Your task:
Transcribe the full listing below exactly.

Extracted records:
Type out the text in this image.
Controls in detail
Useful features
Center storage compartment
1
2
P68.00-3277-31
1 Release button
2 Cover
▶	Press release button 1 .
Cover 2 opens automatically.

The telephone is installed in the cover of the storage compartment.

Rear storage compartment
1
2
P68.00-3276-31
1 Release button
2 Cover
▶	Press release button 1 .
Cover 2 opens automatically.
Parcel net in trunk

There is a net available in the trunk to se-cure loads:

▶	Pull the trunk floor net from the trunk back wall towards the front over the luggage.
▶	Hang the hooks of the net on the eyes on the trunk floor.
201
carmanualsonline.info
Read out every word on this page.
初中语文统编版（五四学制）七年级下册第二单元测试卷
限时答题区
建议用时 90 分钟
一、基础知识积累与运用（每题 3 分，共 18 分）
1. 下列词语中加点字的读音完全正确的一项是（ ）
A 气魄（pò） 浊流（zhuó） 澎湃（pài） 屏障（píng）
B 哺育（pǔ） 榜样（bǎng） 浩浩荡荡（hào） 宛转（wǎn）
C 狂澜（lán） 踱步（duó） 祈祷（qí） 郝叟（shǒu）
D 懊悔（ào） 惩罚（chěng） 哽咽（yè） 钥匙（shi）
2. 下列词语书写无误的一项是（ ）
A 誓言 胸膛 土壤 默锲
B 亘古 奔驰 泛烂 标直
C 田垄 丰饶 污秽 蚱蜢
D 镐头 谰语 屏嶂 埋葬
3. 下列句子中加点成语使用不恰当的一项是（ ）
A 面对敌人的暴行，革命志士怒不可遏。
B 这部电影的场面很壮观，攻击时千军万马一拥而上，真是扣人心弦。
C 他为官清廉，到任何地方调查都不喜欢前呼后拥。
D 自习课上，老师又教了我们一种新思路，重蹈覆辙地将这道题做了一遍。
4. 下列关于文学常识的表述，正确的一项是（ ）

Finished task:
Type out the text in this image.
Controls in detail
Useful features
Center storage compartment
1
2
P68.00-3277-31
1 Release button
2 Cover
▶	Press release button 1 .
Cover 2 opens automatically.

The telephone is installed in the cover of the storage compartment.

Rear storage compartment
1
2
P68.00-3276-31
1 Release button
2 Cover
▶	Press release button 1 .
Cover 2 opens automatically.
Parcel net in trunk

There is a net available in the trunk to se-cure loads:

▶	Pull the trunk floor net from the trunk back wall towards the front over the luggage.
▶	Hang the hooks of the net on the eyes on the trunk floor.
201
carmanualsonline.info
Read out every word on this page.
初中语文统编版（五四学制）七年级下册第二单元测试卷
限时答题区
建议用时 90 分钟
一、基础知识积累与运用（每题 3 分，共 18 分）
1. 下列词语中加点字的读音完全正确的一项是（ ）
A 气魄（pò） 浊流（zhuó） 澎湃（pài） 屏障（píng）
B 哺育（pǔ） 榜样（bǎng） 浩浩荡荡（hào） 宛转（wǎn）
C 狂澜（lán） 踱步（duó） 祈祷（qí） 郝叟（shǒu）
D 懊悔（ào） 惩罚（chěng） 哽咽（yè） 钥匙（shi）
2. 下列词语书写无误的一项是（ ）
A 誓言 胸膛 土壤 默锲
B 亘古 奔驰 泛烂 标直
C 田垄 丰饶 污秽 蚱蜢
D 镐头 谰语 屏嶂 埋葬
3. 下列句子中加点成语使用不恰当的一项是（ ）
A 面对敌人的暴行，革命志士怒不可遏。
B 这部电影的场面很壮观，攻击时千军万马一拥而上，真是扣人心弦。
C 他为官清廉，到任何地方调查都不喜欢前呼后拥。
D 自习课上，老师又教了我们一种新思路，重蹈覆辙地将这道题做了一遍。
4. 下列关于文学常识的表述，正确的一项是（ ）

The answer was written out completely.